» Text block:
----

8.4.2 Troubleshooting

The following figure shows the troubleshooting flow when a hardware or similar fault occurs.

Figure 8.3 Troubleshooting Flow (When Fault Occurs During Replication)

Reference ahead 1: 8.4.2.1 Hardware Error on Replication Volume
Reference ahead 2: 7.10 When Recovering Storage Cluster Continuous Copy Function
Reference ahead 3: 8.4.2.2 Troubleshooting If Bad Sector Occurred in Copy Source Volume
Reference ahead 4: 8.4.2.3 Troubleshooting When Lack of Free Physical Space Has Occurred in Copy Destination Volume
Reference ahead 5: 8.4.2.4 Error (halt) on Remote Copy Processing

Note

Refer to "8.4.1 Overview" for details about the Status column and "Fault location".
If the Status column is "?????", check if the copy processing is in the error suspend state ("failed") or the hardware suspend state ("halt") using ETERNUS Web GUI.
If the copy processing is in either of these states, take the action indicated in the above troubleshooting flow.
In other cases, take the action checked in the following points.
- If a device is not accessible:
  Check if the device exists.
- If there is anything unusual with Managed Server, switches, etc.:
  Contact Fujitsu Technical Support.

Use ETERNUS Web GUI to check the error codes. Use the following two methods to check.

Checking with the swsrpstat command
Execute the command with the -O option.
Checking with ETERNUS Web GUI
1. On the [Display status] menu, click [Advanced Copy status display] in the status display.
2. At "Session status", click the "Number of active sessions" link for the relevant copy type.
3. Refer to the value in the "Error code" column of the relevant copy process.

The following table shows the meanings of the error codes.

Table 8.8 Meanings of Error Codes
Error Code	Meaning
0xB2	The Storage Cluster Continuous Copy Sessions of the Primary Storage and the Secondary Storage were not able to synchronize, and Advanced Copy was not able to continue.
0xBA	If a) or b) below applies, a bad sector was created in the transaction volume. QuickOPC has not yet performed physical copying and tracking is in progress EC/REC is in the suspend status (replication established status) Note: If a bad sector is created in a transaction volume when a) or b) applies, the ETERNUS Disk storage system automatically changes the copy processing to the error suspend state. This prevents a restart of QuickOPC or EC/REC resume and prevents the copy destination volume from being overwritten with invalid copy source volume data.
0x1E, 0x2E, 0xBB	A lack of free space has occurred in the copy destination volume.

----

» Tasks:
1. According to the troubleshooting section, why does the ETERNUS Disk storage system automatically change the copy processing to the error suspend state when a bad sector is created in a transaction volume under condition a) or b)? Answer in one to three sentences.
2. Proceed with the troubleshooting section, continuing from the point at which it stops.
The entries placed after this point are independent of the troubleshooting section.

» Supplied data:

----

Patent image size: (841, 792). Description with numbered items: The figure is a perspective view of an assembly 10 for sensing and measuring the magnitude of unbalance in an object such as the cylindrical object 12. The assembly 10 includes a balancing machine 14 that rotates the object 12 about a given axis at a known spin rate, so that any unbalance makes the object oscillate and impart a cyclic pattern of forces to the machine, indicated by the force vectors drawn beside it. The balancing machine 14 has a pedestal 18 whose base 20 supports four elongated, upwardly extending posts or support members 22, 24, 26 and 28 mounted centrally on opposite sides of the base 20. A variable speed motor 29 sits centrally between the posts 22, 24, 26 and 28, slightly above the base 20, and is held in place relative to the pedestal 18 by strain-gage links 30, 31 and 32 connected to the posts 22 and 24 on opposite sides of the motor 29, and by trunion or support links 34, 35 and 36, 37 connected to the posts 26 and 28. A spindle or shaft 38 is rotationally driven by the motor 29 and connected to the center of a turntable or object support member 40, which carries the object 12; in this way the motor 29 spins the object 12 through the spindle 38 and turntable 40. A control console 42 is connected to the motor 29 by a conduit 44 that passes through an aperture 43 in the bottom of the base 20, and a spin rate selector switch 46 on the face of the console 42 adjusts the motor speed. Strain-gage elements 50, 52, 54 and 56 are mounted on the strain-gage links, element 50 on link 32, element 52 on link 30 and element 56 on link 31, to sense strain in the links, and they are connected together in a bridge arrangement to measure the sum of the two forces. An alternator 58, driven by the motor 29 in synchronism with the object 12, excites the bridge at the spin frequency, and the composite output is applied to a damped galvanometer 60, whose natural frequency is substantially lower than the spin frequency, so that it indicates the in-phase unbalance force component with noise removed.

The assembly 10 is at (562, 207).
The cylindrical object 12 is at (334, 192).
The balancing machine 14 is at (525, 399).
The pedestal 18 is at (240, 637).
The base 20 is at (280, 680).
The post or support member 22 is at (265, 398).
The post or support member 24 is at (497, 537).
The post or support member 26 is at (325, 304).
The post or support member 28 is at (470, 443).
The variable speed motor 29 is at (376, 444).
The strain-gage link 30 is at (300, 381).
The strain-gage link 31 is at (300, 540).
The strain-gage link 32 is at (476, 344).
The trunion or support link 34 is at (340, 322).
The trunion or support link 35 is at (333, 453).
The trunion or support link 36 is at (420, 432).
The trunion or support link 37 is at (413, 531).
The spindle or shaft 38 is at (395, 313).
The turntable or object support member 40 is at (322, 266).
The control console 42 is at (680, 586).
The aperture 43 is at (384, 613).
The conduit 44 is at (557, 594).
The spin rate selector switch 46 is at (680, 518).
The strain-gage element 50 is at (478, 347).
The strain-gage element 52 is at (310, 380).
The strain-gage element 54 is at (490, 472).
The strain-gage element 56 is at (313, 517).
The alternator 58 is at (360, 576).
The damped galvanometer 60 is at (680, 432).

----

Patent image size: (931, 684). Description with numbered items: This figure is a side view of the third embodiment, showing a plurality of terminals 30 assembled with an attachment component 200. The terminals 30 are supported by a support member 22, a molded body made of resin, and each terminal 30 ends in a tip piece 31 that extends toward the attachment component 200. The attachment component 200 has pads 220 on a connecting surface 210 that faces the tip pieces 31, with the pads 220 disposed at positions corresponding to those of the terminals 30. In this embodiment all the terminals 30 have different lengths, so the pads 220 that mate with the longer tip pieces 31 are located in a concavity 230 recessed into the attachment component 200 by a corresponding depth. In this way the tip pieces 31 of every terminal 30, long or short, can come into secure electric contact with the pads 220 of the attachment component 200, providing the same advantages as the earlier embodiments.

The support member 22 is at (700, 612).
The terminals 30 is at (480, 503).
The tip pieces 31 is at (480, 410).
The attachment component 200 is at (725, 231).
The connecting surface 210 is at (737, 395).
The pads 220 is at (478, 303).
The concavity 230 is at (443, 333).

----

» Written responses:
1. The automatic change prevents a restart of QuickOPC or an EC/REC resume. This in turn prevents the copy destination volume from being overwritten with invalid data from the copy source volume.

2.
Other than above	An error other than the above occurred.

8.4.2.1 Hardware Error on Replication Volume

When a hardware error occurs in a duplicate volume, perform the repair work on the error according to the following procedures.
If the Storage Cluster Continuous Copy function is used, refer to "7.9.1 Recovery from Hardware Failure".

Execute the swsrpcancel command to cancel the processing in which the error occurred. If the processing cannot be cancelled from the operation server when inter-server replication is performed, cancel it from a non-operational server.
If the processing cannot be cancelled by using the command, use ETERNUS Web GUI to cancel it.
Execute the swsrprecoverres command.
Execute the swsrpstat command to verify that no other errors have occurred.
Execute the swsrpdelvol command to delete the replication volume in which the error occurred.
Execute the swsrpsetvol command to register a new replication volume. If the replication volume on which the error occurred is to be repaired, execute the swsrpsetvol command after executing the stgxfwcmsetdev command on the Management Server.
Re-execute the processing in which the error occurred.

8.4.2.2 Troubleshooting If Bad Sector Occurred in Copy Source Volume

If a bad sector occurred in the copy source volume, use the following procedure to restore the copy source volume:
If the Storage Cluster Continuous Copy function is used, refer to "7.9.1 Recovery from Hardware Failure".

Execute the swsrpcancel command to cancel processing for which the error occurred.
If inter-server replication was being performed and cancellation is not possible from the active server, cancel processing from the inactive server.
If processing cannot be cancelled using commands, use ETERNUS Web GUI to cancel it.
Execute the swsrpstat command to check for other errors.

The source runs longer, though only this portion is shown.